WRITTEN REQUEST
Below are the records; collect from them each line containing the string "JSON".

════════════════

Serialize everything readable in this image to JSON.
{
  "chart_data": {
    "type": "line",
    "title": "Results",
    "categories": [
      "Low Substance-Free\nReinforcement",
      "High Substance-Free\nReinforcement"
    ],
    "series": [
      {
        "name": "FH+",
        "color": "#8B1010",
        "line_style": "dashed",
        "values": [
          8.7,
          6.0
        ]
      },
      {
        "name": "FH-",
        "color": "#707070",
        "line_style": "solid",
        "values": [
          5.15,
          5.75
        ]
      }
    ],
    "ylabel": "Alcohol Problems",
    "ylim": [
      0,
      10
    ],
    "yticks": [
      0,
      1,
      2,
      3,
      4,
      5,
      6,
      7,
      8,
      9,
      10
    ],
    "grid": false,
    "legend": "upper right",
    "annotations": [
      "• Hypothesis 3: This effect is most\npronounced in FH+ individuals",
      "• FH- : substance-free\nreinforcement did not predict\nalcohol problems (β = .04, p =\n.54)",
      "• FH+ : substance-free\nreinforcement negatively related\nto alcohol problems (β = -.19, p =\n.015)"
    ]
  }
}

════════════════

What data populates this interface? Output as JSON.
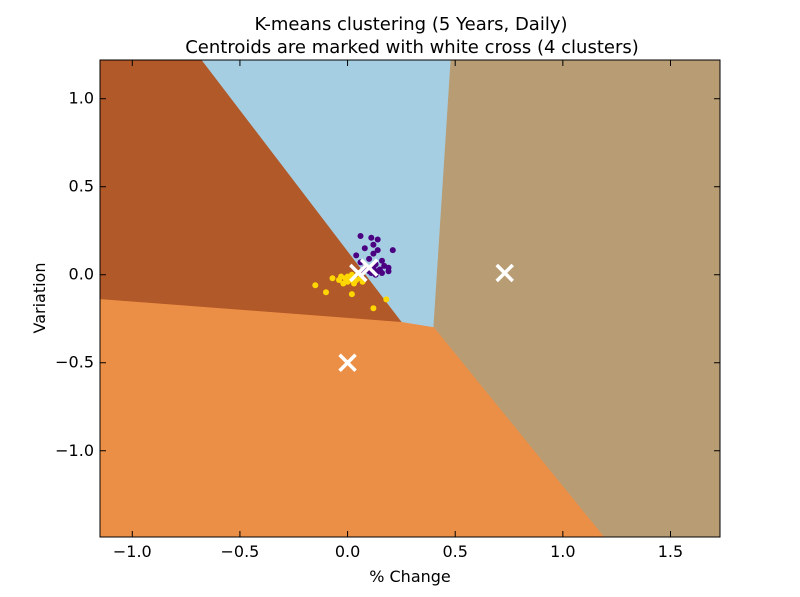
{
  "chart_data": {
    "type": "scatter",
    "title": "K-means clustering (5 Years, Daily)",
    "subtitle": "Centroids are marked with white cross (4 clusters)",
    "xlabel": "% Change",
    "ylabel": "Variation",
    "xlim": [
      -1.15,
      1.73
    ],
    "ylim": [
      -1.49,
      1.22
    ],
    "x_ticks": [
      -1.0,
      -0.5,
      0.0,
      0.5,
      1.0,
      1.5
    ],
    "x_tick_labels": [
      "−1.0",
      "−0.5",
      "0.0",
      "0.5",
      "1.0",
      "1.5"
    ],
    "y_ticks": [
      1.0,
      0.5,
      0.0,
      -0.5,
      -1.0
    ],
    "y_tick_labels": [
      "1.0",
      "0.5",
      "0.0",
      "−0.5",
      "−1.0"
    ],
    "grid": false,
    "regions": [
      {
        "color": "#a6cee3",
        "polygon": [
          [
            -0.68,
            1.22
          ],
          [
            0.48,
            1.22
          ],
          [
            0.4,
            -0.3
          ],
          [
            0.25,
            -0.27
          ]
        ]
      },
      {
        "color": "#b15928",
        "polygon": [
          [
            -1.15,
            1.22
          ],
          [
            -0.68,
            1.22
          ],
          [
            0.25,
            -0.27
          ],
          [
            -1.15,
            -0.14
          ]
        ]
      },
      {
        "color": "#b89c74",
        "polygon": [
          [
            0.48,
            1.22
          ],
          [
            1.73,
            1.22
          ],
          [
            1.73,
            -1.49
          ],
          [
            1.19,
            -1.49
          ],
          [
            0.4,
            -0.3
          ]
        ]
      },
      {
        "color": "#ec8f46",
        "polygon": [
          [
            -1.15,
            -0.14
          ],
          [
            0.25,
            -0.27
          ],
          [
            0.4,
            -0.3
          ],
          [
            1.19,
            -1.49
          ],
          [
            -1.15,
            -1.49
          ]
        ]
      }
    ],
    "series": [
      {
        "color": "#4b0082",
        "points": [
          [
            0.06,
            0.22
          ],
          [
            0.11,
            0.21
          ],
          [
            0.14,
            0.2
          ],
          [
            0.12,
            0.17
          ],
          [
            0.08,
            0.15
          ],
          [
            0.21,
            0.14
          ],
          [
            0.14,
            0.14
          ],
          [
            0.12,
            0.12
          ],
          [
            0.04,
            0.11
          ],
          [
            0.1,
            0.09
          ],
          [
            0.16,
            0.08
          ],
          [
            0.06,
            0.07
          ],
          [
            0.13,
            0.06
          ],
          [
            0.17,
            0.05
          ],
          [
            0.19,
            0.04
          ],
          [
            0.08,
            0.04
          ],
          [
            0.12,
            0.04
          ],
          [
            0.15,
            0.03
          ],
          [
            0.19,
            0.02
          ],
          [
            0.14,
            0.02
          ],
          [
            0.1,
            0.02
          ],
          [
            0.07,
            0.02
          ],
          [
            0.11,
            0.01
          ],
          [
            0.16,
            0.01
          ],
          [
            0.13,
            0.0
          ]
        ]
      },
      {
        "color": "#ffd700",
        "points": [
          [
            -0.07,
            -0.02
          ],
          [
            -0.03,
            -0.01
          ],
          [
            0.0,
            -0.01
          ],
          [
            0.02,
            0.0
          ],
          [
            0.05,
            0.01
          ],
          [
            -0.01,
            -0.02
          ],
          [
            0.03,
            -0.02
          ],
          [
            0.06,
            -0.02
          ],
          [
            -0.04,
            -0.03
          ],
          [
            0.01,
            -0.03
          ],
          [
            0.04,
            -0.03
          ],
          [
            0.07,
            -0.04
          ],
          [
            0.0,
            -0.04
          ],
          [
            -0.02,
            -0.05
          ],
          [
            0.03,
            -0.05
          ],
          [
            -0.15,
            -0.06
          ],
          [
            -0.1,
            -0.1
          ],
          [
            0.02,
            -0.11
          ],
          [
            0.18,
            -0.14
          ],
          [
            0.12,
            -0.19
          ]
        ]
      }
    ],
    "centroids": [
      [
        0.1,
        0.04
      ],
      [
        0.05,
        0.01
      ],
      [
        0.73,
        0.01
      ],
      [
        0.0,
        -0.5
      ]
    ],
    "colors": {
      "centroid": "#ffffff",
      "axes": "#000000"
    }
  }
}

════════════════

ANSWER
Serialize everything readable in this image to JSON.
What data populates this interface? Output as JSON.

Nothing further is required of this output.